EXERCISE INSTRUCTIONS: Return a copy of every line in the records that includes the word "government".
-- START OF DATA PROVIDED --
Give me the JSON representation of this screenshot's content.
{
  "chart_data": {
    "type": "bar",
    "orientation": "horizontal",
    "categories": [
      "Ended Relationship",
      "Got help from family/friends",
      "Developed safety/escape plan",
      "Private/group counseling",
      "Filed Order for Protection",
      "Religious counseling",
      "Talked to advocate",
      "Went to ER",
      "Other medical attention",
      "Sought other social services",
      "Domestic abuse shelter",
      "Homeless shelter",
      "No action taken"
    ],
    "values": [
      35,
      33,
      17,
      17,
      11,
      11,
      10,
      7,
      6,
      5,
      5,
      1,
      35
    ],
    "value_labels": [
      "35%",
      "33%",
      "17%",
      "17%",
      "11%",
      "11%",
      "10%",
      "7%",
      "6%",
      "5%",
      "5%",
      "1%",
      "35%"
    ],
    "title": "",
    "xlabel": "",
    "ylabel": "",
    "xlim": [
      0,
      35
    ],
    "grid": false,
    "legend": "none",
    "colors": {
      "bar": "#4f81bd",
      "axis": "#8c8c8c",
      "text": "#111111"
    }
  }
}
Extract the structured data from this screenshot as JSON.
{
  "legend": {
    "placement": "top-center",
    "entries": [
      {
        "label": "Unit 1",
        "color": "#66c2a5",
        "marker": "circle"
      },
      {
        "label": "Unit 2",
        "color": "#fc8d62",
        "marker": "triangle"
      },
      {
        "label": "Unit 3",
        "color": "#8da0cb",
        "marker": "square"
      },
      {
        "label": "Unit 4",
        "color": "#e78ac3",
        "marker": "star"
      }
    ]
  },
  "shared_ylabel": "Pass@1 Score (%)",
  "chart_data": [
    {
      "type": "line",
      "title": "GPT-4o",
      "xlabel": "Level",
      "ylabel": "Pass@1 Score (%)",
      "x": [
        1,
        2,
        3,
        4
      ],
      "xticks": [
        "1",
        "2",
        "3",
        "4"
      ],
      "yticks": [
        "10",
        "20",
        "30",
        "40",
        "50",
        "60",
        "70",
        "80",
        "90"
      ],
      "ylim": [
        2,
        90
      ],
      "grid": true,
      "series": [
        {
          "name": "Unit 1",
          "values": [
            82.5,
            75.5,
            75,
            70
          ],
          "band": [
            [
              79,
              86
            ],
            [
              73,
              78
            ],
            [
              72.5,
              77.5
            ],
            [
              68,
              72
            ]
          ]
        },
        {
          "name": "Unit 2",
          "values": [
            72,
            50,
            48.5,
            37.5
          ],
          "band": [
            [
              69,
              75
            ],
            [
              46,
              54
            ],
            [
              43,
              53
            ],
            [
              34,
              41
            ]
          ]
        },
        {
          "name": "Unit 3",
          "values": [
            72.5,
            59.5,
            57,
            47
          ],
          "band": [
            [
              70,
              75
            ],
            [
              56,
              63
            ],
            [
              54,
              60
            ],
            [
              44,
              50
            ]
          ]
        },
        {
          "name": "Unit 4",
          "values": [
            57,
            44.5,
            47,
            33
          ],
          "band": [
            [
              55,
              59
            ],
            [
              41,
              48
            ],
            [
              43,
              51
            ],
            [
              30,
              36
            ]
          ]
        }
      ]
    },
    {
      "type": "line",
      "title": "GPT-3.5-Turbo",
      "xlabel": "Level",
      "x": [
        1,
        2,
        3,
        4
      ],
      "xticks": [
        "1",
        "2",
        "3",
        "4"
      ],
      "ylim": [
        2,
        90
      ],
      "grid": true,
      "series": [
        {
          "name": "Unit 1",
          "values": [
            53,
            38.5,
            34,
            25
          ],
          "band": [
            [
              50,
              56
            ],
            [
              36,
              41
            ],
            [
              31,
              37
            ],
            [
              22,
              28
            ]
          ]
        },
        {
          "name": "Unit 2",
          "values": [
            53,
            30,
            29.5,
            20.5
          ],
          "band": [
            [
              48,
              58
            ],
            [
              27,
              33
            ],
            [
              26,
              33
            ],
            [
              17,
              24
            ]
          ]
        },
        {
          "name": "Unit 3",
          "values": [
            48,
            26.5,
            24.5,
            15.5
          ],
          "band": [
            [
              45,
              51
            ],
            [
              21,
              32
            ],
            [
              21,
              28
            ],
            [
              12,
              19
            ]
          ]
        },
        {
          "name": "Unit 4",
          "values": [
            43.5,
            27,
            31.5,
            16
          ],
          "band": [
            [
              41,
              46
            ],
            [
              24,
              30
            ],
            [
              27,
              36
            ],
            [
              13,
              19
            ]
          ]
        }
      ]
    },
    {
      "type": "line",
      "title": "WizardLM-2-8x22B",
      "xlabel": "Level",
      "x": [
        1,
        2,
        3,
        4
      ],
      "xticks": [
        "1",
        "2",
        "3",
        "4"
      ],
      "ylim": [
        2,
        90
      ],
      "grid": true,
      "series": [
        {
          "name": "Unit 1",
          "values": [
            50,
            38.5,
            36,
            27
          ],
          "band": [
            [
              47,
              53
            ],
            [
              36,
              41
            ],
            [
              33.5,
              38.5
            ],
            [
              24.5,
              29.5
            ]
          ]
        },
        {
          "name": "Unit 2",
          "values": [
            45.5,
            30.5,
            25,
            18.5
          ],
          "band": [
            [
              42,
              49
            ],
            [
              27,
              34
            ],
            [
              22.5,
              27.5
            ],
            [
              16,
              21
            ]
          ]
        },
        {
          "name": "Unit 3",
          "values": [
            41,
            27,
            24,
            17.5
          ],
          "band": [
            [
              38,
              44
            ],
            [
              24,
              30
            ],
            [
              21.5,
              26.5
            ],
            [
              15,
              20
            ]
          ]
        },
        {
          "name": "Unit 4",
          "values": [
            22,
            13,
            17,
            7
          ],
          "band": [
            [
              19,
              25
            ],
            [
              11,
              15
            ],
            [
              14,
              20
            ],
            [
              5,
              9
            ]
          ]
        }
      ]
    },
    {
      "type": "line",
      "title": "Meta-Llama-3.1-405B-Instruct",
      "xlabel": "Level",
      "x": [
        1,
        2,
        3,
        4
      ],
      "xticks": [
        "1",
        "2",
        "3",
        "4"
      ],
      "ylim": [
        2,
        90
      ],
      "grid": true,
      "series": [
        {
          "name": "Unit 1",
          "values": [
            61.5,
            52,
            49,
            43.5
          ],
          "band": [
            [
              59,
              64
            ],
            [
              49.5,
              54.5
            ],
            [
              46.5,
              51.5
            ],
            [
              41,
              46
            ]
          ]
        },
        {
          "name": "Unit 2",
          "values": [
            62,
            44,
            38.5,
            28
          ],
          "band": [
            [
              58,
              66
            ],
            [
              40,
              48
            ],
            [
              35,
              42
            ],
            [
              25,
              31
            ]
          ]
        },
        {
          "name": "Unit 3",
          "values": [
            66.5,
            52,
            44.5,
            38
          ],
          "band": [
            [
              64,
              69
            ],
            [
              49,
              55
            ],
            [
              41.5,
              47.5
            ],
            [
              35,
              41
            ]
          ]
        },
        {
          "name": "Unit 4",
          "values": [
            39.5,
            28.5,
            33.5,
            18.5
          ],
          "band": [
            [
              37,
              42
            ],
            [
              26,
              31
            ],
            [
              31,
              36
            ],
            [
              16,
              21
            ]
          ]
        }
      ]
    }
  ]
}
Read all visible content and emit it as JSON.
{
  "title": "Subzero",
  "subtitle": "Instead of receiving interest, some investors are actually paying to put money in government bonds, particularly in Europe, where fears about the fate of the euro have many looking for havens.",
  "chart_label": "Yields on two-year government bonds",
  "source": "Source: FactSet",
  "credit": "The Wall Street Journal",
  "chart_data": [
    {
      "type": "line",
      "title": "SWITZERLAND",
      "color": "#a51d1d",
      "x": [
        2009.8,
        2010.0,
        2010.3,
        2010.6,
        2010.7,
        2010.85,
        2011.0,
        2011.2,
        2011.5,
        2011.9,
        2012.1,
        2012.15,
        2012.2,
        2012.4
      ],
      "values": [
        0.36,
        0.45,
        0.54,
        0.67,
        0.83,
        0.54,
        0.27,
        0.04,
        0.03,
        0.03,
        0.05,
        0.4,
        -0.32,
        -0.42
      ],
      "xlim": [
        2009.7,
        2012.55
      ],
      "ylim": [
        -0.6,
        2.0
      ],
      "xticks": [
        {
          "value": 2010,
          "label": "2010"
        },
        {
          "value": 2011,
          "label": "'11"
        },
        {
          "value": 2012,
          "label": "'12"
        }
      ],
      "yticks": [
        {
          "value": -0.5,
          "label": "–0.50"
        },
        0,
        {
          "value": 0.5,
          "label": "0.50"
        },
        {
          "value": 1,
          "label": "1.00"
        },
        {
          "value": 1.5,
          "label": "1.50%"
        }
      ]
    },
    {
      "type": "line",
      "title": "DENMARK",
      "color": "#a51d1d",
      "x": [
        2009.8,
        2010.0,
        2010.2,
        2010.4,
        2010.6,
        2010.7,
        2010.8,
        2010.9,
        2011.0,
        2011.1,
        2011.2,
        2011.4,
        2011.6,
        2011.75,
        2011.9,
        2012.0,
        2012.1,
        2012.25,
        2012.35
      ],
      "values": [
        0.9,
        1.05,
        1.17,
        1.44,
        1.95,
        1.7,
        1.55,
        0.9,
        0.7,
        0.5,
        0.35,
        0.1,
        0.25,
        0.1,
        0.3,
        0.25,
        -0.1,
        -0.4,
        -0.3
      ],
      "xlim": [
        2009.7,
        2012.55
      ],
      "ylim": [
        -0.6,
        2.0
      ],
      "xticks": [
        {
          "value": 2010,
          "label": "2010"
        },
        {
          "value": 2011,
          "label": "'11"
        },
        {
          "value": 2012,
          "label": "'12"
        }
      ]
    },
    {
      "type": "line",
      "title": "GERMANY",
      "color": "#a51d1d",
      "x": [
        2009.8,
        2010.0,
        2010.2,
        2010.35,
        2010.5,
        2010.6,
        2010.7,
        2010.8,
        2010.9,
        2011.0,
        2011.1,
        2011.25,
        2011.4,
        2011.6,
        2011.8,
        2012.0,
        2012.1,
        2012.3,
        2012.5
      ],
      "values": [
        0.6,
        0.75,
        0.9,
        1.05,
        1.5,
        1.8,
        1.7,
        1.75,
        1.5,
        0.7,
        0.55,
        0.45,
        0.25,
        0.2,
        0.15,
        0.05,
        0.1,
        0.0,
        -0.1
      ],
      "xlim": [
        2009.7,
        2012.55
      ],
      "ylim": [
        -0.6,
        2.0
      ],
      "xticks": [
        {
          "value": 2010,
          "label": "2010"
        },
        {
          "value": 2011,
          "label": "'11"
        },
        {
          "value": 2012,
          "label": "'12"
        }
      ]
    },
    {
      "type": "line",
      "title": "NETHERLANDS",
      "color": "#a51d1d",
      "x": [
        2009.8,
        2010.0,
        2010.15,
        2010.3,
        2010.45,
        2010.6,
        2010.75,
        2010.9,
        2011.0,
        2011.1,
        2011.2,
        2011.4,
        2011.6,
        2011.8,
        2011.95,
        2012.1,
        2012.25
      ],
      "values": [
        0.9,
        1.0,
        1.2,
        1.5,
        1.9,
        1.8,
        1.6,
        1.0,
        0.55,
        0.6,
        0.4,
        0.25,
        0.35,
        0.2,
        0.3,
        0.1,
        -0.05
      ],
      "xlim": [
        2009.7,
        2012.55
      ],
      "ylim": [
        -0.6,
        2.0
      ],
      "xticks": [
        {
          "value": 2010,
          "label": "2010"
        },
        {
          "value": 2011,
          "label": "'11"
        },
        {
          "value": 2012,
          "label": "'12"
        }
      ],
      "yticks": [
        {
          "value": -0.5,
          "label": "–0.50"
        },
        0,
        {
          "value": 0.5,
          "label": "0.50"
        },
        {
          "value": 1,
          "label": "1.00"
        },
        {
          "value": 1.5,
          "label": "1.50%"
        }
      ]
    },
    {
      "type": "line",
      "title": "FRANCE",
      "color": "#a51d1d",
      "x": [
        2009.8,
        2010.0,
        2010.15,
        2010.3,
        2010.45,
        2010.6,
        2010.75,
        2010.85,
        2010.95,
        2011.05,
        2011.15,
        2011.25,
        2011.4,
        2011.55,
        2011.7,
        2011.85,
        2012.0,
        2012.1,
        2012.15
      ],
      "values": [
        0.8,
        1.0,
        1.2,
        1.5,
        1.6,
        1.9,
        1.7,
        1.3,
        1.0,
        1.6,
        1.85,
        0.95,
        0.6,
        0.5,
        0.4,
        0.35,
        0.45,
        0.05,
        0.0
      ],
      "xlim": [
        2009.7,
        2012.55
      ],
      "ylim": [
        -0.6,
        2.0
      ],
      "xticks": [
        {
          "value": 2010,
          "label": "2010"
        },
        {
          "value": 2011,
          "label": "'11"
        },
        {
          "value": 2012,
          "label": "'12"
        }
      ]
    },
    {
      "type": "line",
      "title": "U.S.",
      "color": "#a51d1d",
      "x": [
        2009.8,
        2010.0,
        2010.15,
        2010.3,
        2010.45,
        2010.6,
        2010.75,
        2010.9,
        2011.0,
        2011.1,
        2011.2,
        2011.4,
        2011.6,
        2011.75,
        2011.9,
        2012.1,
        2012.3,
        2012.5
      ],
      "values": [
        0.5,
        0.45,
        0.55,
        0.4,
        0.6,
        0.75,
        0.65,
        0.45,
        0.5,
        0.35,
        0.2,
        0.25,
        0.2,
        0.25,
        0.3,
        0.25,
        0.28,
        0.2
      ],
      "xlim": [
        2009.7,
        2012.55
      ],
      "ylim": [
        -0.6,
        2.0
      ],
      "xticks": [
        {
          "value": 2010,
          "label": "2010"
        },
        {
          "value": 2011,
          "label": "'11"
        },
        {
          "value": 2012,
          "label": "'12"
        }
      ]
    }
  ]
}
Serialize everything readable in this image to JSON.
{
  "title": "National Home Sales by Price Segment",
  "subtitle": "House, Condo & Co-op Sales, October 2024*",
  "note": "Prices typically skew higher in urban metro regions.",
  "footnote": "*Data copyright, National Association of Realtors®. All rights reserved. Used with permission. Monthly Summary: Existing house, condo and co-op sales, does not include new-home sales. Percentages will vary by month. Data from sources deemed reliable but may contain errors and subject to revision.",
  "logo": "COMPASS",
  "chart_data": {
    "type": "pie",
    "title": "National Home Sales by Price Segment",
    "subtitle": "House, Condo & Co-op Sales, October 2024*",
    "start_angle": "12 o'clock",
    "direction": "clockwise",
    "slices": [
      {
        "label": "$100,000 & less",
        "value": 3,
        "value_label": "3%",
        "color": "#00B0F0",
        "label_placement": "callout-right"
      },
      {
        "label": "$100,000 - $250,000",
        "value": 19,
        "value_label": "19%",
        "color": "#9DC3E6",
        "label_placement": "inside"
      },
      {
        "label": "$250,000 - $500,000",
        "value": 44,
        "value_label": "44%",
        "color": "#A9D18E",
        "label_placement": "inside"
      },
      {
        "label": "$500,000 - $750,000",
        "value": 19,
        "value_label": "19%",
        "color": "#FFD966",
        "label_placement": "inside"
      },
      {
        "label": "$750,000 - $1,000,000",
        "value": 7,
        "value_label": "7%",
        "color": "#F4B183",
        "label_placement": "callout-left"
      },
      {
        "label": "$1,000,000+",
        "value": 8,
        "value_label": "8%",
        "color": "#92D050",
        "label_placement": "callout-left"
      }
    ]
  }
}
-- END OF DATA PROVIDED --
COMPLETED TASK:
  "subtitle": "Instead of receiving interest, some investors are actually paying to put money in government bonds, particularly in Europe, where fears about the fate of the euro have many looking for havens.",
  "chart_label": "Yields on two-year government bonds",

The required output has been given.